**EXERCISE GOAL:**
Identify all lines of the data containing the string "указанного" and copy them.

**DATA ENTRIES:**
►
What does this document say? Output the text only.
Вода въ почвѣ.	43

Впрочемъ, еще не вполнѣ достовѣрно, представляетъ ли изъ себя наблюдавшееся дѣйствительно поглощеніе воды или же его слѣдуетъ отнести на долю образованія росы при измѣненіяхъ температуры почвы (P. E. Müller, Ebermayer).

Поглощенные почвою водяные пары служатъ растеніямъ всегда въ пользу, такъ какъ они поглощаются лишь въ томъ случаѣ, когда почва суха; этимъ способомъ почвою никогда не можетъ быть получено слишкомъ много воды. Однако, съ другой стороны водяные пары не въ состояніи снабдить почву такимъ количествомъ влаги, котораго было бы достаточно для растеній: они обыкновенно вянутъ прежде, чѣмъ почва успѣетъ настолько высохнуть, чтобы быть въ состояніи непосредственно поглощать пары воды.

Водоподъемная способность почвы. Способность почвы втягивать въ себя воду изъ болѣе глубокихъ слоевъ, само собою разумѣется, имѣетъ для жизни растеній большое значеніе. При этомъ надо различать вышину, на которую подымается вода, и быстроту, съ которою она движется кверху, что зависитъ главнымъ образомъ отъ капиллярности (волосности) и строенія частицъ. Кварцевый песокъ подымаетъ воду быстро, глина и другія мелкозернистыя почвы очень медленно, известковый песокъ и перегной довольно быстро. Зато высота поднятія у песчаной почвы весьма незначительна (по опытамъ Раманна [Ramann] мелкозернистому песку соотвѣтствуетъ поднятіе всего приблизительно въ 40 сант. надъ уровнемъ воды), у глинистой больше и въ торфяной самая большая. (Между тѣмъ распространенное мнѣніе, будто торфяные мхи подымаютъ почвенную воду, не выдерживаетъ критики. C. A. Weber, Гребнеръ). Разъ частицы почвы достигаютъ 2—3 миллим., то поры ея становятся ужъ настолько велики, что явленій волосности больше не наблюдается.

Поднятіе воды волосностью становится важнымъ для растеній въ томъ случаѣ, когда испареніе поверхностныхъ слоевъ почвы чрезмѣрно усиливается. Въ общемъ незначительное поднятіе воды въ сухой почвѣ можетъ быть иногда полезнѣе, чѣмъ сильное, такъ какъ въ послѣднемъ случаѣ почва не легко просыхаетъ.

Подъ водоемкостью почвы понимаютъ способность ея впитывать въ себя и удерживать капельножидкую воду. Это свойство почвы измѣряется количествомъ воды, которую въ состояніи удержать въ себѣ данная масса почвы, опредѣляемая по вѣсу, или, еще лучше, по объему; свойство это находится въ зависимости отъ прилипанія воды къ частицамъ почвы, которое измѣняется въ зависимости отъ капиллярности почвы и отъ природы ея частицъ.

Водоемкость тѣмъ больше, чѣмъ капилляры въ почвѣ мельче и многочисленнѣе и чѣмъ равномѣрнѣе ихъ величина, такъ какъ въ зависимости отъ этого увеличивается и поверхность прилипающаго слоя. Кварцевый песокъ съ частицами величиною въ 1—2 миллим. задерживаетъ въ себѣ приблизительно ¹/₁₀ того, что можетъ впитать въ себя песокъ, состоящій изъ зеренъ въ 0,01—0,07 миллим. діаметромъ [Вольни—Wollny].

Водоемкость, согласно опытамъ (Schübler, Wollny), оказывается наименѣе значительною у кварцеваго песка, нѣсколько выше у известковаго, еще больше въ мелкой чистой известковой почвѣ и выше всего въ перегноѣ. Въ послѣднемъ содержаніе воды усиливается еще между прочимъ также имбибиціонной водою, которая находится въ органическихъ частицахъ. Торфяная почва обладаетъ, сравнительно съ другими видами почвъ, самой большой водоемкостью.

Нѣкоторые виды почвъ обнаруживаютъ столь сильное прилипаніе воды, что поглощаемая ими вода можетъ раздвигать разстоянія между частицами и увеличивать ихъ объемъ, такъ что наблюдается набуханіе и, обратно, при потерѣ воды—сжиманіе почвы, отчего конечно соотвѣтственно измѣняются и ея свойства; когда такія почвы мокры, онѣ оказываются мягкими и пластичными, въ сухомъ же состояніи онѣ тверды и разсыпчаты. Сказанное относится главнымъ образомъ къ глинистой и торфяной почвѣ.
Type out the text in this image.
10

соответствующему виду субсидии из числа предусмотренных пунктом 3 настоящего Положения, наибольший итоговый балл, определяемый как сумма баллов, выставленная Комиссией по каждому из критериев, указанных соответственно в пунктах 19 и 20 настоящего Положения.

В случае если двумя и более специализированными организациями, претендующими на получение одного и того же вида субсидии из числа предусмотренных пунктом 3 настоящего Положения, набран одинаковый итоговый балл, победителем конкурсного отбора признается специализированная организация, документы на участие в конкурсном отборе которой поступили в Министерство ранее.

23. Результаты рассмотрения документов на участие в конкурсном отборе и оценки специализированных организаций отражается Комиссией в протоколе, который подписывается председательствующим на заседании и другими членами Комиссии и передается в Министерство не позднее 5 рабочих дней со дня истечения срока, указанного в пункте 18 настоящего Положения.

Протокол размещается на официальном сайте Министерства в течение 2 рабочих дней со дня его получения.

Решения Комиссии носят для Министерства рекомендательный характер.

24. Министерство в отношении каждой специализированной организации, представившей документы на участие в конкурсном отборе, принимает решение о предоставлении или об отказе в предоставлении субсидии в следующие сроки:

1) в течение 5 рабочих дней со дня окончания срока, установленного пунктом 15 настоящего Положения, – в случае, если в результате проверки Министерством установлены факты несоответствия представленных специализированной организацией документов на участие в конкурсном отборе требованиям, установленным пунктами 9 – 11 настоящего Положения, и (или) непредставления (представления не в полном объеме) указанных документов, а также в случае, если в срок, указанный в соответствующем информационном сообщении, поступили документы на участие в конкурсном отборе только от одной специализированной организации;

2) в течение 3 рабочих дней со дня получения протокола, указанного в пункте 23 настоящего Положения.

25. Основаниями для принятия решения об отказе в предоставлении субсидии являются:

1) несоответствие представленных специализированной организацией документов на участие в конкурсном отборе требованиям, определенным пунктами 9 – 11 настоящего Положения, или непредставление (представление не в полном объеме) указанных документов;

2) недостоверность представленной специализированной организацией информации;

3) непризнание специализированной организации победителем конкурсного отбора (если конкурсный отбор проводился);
◄
**WRITTEN RESPONSE:**
23. Результаты рассмотрения документов на участие в конкурсном отборе и оценки специализированных организаций отражается Комиссией в протоколе, который подписывается председательствующим на заседании и другими членами Комиссии и передается в Министерство не позднее 5 рабочих дней со дня истечения срока, указанного в пункте 18 настоящего Положения.
2) в течение 3 рабочих дней со дня получения протокола, указанного в пункте 23 настоящего Положения.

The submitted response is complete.